> _SHORT PROBLEM_: Extract the complete data exactly as given.

>> Start

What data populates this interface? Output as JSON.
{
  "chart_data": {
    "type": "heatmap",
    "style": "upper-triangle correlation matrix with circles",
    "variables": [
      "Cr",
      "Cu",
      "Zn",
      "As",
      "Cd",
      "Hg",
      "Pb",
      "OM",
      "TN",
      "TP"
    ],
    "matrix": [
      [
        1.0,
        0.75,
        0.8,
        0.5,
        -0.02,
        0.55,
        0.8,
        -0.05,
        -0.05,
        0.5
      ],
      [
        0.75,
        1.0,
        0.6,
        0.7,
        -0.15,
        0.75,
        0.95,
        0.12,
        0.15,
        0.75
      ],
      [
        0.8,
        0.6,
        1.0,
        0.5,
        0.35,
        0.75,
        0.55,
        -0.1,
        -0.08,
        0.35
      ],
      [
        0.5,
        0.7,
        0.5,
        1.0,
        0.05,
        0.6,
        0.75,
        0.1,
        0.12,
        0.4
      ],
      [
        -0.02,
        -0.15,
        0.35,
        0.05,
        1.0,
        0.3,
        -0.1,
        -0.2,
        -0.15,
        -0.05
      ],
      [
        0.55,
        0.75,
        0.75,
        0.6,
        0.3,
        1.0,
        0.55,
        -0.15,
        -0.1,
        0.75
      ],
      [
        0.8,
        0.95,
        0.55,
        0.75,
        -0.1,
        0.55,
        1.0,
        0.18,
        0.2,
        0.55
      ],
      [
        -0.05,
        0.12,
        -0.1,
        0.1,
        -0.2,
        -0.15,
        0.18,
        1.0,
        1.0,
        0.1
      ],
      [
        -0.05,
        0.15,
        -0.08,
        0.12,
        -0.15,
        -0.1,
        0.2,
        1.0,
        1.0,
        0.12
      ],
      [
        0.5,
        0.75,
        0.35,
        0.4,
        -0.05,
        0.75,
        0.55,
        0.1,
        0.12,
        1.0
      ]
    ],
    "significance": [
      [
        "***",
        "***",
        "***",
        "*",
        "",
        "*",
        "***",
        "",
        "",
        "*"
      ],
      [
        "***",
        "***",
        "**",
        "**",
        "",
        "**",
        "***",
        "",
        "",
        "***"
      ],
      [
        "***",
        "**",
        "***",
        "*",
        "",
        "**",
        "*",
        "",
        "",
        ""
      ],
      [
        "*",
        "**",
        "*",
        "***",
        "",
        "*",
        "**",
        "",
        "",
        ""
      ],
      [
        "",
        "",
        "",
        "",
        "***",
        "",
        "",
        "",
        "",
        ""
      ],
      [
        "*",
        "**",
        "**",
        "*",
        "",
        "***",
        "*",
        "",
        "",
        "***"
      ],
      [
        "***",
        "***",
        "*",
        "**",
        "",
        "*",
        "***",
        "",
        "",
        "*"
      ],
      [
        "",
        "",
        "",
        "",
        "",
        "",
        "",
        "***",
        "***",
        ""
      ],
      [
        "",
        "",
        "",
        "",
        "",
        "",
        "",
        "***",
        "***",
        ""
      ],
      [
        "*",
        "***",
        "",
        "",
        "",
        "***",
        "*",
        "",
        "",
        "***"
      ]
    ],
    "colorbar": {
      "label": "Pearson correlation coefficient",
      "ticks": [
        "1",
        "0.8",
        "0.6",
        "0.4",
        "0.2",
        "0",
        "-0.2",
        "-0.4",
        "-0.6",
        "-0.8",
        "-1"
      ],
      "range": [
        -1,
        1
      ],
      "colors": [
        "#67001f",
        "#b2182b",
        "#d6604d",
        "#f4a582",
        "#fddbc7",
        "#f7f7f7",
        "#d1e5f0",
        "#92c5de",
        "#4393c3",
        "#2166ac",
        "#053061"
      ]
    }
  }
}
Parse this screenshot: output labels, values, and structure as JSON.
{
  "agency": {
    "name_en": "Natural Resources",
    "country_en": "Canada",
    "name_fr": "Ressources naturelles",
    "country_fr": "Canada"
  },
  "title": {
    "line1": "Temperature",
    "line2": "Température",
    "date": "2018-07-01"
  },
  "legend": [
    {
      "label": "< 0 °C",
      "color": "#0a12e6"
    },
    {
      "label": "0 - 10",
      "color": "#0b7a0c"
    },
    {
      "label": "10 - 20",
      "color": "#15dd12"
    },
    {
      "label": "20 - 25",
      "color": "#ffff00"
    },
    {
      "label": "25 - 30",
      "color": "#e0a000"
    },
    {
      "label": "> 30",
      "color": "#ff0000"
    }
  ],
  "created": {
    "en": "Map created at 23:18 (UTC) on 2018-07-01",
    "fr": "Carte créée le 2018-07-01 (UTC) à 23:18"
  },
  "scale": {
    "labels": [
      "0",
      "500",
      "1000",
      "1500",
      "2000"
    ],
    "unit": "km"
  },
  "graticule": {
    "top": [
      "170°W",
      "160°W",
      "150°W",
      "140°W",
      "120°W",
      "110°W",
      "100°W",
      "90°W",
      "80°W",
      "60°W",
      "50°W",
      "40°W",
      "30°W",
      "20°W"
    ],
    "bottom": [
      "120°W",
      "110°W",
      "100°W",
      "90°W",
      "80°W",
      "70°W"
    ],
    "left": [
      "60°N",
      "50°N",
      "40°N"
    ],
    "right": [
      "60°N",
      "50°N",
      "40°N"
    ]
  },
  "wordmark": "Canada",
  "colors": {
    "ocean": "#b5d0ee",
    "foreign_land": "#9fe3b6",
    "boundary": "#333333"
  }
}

>> End

> _PROBLEM SOLUTION_:
What data populates this interface? Output as JSON.
{
  "chart_data": {
    "type": "heatmap",
    "style": "upper-triangle correlation matrix with circles",
    "variables": [
      "Cr",
      "Cu",
      "Zn",
      "As",
      "Cd",
      "Hg",
      "Pb",
      "OM",
      "TN",
      "TP"
    ],
    "matrix": [
      [
        1.0,
        0.75,
        0.8,
        0.5,
        -0.02,
        0.55,
        0.8,
        -0.05,
        -0.05,
        0.5
      ],
      [
        0.75,
        1.0,
        0.6,
        0.7,
        -0.15,
        0.75,
        0.95,
        0.12,
        0.15,
        0.75
      ],
      [
        0.8,
        0.6,
        1.0,
        0.5,
        0.35,
        0.75,
        0.55,
        -0.1,
        -0.08,
        0.35
      ],
      [
        0.5,
        0.7,
        0.5,
        1.0,
        0.05,
        0.6,
        0.75,
        0.1,
        0.12,
        0.4
      ],
      [
        -0.02,
        -0.15,
        0.35,
        0.05,
        1.0,
        0.3,
        -0.1,
        -0.2,
        -0.15,
        -0.05
      ],
      [
        0.55,
        0.75,
        0.75,
        0.6,
        0.3,
        1.0,
        0.55,
        -0.15,
        -0.1,
        0.75
      ],
      [
        0.8,
        0.95,
        0.55,
        0.75,
        -0.1,
        0.55,
        1.0,
        0.18,
        0.2,
        0.55
      ],
      [
        -0.05,
        0.12,
        -0.1,
        0.1,
        -0.2,
        -0.15,
        0.18,
        1.0,
        1.0,
        0.1
      ],
      [
        -0.05,
        0.15,
        -0.08,
        0.12,
        -0.15,
        -0.1,
        0.2,
        1.0,
        1.0,
        0.12
      ],
      [
        0.5,
        0.75,
        0.35,
        0.4,
        -0.05,
        0.75,
        0.55,
        0.1,
        0.12,
        1.0
      ]
    ],
    "significance": [
      [
        "***",
        "***",
        "***",
        "*",
        "",
        "*",
        "***",
        "",
        "",
        "*"
      ],
      [
        "***",
        "***",
        "**",
        "**",
        "",
        "**",
        "***",
        "",
        "",
        "***"
      ],
      [
        "***",
        "**",
        "***",
        "*",
        "",
        "**",
        "*",
        "",
        "",
        ""
      ],
      [
        "*",
        "**",
        "*",
        "***",
        "",
        "*",
        "**",
        "",
        "",
        ""
      ],
      [
        "",
        "",
        "",
        "",
        "***",
        "",
        "",
        "",
        "",
        ""
      ],
      [
        "*",
        "**",
        "**",
        "*",
        "",
        "***",
        "*",
        "",
        "",
        "***"
      ],
      [
        "***",
        "***",
        "*",
        "**",
        "",
        "*",
        "***",
        "",
        "",
        "*"
      ],
      [
        "",
        "",
        "",
        "",
        "",
        "",
        "",
        "***",
        "***",
        ""
      ],
      [
        "",
        "",
        "",
        "",
        "",
        "",
        "",
        "***",
        "***",
        ""
      ],
      [
        "*",
        "***",
        "",
        "",
        "",
        "***",
        "*",
        "",
        "",
        "***"
      ]
    ],
    "colorbar": {
      "label": "Pearson correlation coefficient",
      "ticks": [
        "1",
        "0.8",
        "0.6",
        "0.4",
        "0.2",
        "0",
        "-0.2",
        "-0.4",
        "-0.6",
        "-0.8",
        "-1"
      ],
      "range": [
        -1,
        1
      ],
      "colors": [
        "#67001f",
        "#b2182b",
        "#d6604d",
        "#f4a582",
        "#fddbc7",
        "#f7f7f7",
        "#d1e5f0",
        "#92c5de",
        "#4393c3",
        "#2166ac",
        "#053061"
      ]
    }
  }
}
Parse this screenshot: output labels, values, and structure as JSON.
{
  "agency": {
    "name_en": "Natural Resources",
    "country_en": "Canada",
    "name_fr": "Ressources naturelles",
    "country_fr": "Canada"
  },
  "title": {
    "line1": "Temperature",
    "line2": "Température",
    "date": "2018-07-01"
  },
  "legend": [
    {
      "label": "< 0 °C",
      "color": "#0a12e6"
    },
    {
      "label": "0 - 10",
      "color": "#0b7a0c"
    },
    {
      "label": "10 - 20",
      "color": "#15dd12"
    },
    {
      "label": "20 - 25",
      "color": "#ffff00"
    },
    {
      "label": "25 - 30",
      "color": "#e0a000"
    },
    {
      "label": "> 30",
      "color": "#ff0000"
    }
  ],
  "created": {
    "en": "Map created at 23:18 (UTC) on 2018-07-01",
    "fr": "Carte créée le 2018-07-01 (UTC) à 23:18"
  },
  "scale": {
    "labels": [
      "0",
      "500",
      "1000",
      "1500",
      "2000"
    ],
    "unit": "km"
  },
  "graticule": {
    "top": [
      "170°W",
      "160°W",
      "150°W",
      "140°W",
      "120°W",
      "110°W",
      "100°W",
      "90°W",
      "80°W",
      "60°W",
      "50°W",
      "40°W",
      "30°W",
      "20°W"
    ],
    "bottom": [
      "120°W",
      "110°W",
      "100°W",
      "90°W",
      "80°W",
      "70°W"
    ],
    "left": [
      "60°N",
      "50°N",
      "40°N"
    ],
    "right": [
      "60°N",
      "50°N",
      "40°N"
    ]
  },
  "wordmark": "Canada",
  "colors": {
    "ocean": "#b5d0ee",
    "foreign_land": "#9fe3b6",
    "boundary": "#333333"
  }
}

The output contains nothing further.